WHAT THE EXERCISE ASKS.
In the lines below, find how many contain the word "Name" and report that figure alone.

Saved data entries
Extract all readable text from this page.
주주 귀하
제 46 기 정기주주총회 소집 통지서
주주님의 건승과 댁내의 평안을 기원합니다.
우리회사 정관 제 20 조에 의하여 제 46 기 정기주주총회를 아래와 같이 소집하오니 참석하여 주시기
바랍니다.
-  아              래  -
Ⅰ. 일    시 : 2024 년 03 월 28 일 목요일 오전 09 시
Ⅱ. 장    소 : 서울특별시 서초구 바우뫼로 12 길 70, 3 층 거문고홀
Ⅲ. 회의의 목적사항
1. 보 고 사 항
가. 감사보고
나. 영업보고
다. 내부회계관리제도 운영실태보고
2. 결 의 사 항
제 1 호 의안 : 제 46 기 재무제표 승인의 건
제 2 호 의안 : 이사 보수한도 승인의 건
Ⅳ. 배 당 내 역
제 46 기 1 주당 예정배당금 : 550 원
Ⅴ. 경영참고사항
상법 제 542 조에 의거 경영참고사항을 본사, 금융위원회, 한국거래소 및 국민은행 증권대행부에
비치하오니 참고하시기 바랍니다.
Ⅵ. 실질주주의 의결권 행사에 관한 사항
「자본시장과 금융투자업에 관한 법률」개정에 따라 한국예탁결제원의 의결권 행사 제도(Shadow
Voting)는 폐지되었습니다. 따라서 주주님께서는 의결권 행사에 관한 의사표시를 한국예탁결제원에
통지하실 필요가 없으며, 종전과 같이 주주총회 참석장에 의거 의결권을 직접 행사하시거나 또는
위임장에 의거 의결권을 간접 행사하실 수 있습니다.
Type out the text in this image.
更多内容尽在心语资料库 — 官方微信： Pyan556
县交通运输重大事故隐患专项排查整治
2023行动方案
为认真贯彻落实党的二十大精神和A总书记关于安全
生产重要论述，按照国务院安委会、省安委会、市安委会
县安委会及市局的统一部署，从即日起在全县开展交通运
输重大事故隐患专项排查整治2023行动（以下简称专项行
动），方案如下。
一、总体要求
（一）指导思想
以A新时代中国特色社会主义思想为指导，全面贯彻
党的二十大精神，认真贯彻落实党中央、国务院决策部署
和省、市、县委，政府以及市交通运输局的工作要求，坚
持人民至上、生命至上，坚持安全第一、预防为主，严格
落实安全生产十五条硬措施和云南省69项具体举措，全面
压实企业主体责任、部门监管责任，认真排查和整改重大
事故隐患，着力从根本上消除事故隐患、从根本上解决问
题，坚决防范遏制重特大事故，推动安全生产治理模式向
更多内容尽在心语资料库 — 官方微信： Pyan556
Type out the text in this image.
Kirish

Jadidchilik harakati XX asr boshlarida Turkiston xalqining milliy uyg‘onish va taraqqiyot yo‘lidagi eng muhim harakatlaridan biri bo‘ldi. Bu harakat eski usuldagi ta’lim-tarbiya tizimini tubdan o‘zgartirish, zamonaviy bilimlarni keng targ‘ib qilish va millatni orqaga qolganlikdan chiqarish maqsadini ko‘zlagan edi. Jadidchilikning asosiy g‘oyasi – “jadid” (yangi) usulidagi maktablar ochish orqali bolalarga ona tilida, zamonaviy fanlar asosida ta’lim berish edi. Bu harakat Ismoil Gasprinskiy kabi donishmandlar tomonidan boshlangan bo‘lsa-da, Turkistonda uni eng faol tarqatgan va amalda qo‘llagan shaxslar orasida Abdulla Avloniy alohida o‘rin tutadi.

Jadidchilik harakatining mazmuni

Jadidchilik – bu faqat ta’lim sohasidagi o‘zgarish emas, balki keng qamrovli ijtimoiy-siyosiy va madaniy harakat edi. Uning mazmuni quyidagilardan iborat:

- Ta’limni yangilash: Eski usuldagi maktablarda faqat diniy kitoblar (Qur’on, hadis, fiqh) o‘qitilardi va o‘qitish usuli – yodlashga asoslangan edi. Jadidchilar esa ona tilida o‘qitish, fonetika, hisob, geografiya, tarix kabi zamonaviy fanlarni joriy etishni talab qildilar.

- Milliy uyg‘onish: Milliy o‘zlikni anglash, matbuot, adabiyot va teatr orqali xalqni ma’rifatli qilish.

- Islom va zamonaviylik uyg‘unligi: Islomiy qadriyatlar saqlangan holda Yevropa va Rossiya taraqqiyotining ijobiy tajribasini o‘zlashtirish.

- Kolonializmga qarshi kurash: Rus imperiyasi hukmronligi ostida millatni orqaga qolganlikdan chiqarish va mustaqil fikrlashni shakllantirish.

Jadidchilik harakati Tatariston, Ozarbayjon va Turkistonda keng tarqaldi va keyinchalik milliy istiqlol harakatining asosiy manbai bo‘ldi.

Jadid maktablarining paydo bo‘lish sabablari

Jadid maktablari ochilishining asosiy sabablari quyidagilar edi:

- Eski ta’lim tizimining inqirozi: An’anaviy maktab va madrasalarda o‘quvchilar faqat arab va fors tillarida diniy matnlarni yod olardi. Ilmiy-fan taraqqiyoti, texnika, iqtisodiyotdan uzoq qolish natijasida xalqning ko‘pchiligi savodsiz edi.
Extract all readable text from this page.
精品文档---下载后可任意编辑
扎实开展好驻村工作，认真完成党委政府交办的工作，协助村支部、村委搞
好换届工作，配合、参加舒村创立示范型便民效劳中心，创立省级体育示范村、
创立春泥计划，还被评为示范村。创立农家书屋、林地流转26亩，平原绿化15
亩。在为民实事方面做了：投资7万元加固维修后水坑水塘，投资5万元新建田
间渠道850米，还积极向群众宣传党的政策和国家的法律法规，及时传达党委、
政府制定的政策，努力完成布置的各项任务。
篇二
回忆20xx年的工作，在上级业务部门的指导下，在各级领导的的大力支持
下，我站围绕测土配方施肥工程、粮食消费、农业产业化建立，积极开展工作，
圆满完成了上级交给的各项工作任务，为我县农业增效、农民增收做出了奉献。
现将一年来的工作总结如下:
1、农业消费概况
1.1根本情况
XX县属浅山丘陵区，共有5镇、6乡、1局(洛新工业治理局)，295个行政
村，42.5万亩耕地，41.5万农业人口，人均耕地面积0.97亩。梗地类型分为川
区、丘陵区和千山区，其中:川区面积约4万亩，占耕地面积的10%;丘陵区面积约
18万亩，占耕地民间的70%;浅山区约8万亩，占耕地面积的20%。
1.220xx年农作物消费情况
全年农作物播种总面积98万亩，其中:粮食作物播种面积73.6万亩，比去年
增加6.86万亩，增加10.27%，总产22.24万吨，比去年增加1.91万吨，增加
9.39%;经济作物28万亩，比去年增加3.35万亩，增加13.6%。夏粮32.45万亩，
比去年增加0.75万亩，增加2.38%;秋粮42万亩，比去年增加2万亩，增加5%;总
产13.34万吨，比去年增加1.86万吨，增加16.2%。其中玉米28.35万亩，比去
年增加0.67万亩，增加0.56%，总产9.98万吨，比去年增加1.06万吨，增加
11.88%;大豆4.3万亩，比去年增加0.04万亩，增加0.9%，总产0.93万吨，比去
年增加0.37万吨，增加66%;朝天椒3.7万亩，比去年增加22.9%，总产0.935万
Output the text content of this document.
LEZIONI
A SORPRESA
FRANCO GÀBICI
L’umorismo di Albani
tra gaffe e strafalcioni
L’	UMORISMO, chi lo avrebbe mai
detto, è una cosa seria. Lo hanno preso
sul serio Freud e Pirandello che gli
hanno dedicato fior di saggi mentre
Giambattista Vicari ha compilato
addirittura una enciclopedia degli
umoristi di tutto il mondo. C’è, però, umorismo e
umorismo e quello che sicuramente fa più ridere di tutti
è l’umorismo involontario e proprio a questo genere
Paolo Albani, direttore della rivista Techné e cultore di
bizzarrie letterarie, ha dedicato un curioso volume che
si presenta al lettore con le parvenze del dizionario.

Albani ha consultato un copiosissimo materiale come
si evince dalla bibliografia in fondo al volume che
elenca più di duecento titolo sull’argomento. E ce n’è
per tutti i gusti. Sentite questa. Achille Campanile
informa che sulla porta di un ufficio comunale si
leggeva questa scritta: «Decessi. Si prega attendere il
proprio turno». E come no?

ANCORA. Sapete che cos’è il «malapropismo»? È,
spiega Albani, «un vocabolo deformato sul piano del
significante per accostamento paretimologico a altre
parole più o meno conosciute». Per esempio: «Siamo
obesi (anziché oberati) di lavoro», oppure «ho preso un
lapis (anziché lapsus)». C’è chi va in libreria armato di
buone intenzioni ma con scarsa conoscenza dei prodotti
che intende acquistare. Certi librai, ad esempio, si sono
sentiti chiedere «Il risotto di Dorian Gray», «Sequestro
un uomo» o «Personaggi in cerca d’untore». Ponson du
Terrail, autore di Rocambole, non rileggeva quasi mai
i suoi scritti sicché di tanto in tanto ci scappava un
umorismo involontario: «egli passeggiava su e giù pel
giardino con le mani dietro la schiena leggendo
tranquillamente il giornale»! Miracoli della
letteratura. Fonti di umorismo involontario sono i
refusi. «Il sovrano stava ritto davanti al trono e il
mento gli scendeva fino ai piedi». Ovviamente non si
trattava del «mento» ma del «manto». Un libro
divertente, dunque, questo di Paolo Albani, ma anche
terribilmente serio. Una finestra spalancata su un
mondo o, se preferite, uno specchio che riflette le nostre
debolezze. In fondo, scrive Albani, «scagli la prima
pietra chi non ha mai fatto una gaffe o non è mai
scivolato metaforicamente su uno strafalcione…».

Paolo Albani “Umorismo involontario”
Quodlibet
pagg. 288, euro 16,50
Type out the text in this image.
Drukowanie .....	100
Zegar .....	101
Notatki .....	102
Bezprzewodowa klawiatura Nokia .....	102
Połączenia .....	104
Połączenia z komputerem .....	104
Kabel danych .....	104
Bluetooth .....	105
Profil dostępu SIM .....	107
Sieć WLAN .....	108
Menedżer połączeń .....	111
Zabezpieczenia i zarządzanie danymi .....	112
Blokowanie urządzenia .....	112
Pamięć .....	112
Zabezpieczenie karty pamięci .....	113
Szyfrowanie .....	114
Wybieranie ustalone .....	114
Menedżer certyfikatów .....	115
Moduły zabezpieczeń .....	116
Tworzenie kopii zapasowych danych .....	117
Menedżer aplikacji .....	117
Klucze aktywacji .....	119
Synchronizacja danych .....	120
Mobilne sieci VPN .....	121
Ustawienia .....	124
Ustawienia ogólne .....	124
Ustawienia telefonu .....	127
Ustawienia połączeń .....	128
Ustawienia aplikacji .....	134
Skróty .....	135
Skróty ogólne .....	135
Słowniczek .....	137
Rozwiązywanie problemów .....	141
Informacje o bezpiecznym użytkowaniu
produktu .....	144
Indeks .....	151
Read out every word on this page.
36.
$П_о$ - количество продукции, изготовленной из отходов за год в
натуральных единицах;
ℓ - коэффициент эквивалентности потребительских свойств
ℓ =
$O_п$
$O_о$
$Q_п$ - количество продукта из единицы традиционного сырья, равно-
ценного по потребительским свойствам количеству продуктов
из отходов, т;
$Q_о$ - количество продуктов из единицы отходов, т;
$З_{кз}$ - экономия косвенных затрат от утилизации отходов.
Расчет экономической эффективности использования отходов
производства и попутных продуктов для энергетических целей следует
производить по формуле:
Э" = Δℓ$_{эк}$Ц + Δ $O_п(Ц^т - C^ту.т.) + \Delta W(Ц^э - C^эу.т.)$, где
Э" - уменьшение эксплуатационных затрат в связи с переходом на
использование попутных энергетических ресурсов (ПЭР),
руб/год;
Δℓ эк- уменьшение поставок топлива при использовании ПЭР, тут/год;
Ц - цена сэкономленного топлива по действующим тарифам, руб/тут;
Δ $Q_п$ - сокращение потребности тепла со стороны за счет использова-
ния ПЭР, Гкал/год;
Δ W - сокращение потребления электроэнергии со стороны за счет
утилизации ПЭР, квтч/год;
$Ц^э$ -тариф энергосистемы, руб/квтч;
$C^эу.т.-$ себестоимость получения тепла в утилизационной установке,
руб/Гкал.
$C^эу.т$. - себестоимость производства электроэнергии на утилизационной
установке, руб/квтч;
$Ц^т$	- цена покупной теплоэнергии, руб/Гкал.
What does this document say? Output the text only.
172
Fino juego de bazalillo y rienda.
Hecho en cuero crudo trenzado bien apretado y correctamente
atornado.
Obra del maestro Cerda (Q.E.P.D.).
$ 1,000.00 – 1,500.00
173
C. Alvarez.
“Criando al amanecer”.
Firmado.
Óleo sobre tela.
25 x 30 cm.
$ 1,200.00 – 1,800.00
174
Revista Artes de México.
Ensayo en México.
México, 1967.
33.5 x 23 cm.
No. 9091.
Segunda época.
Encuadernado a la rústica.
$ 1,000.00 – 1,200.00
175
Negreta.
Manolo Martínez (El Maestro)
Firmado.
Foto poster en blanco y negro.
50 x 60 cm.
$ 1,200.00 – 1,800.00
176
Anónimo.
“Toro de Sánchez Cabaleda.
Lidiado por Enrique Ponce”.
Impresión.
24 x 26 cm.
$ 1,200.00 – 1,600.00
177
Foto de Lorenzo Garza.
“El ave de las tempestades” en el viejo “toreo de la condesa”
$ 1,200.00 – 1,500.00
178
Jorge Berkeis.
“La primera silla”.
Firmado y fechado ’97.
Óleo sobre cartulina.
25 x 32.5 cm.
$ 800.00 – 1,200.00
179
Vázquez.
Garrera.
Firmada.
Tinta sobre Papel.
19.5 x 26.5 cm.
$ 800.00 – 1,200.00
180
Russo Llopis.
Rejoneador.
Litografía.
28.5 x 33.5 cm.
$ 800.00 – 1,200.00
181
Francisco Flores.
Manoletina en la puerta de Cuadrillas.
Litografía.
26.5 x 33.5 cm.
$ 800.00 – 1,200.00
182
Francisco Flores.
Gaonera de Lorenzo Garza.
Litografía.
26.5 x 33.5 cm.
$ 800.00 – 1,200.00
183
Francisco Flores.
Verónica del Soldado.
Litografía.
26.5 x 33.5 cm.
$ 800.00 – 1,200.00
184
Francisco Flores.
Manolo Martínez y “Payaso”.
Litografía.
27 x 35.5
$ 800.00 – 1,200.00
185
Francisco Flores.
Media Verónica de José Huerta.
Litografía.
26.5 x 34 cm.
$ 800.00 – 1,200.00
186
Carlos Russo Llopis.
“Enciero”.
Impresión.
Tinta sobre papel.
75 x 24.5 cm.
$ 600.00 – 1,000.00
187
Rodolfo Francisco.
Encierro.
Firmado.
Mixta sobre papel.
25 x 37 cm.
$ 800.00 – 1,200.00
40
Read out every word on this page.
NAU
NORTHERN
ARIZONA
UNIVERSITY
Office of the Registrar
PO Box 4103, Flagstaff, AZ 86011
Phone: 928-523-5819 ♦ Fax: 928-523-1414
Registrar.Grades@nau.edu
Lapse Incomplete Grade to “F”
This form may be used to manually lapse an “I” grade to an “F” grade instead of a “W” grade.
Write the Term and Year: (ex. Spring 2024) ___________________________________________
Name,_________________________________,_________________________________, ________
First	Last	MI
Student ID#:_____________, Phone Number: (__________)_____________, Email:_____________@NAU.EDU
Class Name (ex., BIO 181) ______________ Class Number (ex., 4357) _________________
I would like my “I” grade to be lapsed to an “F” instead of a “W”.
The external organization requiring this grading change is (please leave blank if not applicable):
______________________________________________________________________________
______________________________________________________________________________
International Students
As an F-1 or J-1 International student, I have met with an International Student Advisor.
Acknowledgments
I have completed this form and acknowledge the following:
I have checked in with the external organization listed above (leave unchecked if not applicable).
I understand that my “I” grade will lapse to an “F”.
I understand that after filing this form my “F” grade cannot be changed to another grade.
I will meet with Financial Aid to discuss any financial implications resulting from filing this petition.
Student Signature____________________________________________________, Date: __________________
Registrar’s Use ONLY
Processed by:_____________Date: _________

EXERCISE ANSWER.
2